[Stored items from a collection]
++++++++++++++++++++
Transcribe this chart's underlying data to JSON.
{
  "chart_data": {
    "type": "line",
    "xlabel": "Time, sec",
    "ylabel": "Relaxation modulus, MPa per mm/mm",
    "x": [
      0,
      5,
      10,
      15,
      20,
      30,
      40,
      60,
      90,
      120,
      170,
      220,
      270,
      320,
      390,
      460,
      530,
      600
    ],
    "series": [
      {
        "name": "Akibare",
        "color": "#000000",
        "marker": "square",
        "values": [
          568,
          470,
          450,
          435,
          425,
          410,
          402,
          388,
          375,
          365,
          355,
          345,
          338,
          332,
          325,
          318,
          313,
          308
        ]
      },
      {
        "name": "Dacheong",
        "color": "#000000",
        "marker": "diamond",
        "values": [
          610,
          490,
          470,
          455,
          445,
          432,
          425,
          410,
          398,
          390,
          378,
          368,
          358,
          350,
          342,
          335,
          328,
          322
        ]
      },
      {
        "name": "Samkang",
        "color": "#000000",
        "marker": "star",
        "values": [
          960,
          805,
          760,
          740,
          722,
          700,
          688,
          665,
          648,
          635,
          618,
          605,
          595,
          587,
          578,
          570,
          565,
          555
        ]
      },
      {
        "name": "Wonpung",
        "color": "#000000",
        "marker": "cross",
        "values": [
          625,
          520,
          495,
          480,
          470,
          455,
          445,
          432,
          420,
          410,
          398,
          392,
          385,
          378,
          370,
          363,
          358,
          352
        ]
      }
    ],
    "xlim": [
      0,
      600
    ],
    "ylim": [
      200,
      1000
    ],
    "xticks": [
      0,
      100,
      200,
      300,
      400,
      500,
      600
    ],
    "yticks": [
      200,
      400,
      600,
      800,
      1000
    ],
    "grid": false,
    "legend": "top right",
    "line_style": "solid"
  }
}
++++++++++++++++++++
Work to do ▸
Restate the listing above word for word.

Full output ▸
Transcribe this chart's underlying data to JSON.
{
  "chart_data": {
    "type": "line",
    "xlabel": "Time, sec",
    "ylabel": "Relaxation modulus, MPa per mm/mm",
    "x": [
      0,
      5,
      10,
      15,
      20,
      30,
      40,
      60,
      90,
      120,
      170,
      220,
      270,
      320,
      390,
      460,
      530,
      600
    ],
    "series": [
      {
        "name": "Akibare",
        "color": "#000000",
        "marker": "square",
        "values": [
          568,
          470,
          450,
          435,
          425,
          410,
          402,
          388,
          375,
          365,
          355,
          345,
          338,
          332,
          325,
          318,
          313,
          308
        ]
      },
      {
        "name": "Dacheong",
        "color": "#000000",
        "marker": "diamond",
        "values": [
          610,
          490,
          470,
          455,
          445,
          432,
          425,
          410,
          398,
          390,
          378,
          368,
          358,
          350,
          342,
          335,
          328,
          322
        ]
      },
      {
        "name": "Samkang",
        "color": "#000000",
        "marker": "star",
        "values": [
          960,
          805,
          760,
          740,
          722,
          700,
          688,
          665,
          648,
          635,
          618,
          605,
          595,
          587,
          578,
          570,
          565,
          555
        ]
      },
      {
        "name": "Wonpung",
        "color": "#000000",
        "marker": "cross",
        "values": [
          625,
          520,
          495,
          480,
          470,
          455,
          445,
          432,
          420,
          410,
          398,
          392,
          385,
          378,
          370,
          363,
          358,
          352
        ]
      }
    ],
    "xlim": [
      0,
      600
    ],
    "ylim": [
      200,
      1000
    ],
    "xticks": [
      0,
      100,
      200,
      300,
      400,
      500,
      600
    ],
    "yticks": [
      200,
      400,
      600,
      800,
      1000
    ],
    "grid": false,
    "legend": "top right",
    "line_style": "solid"
  }
}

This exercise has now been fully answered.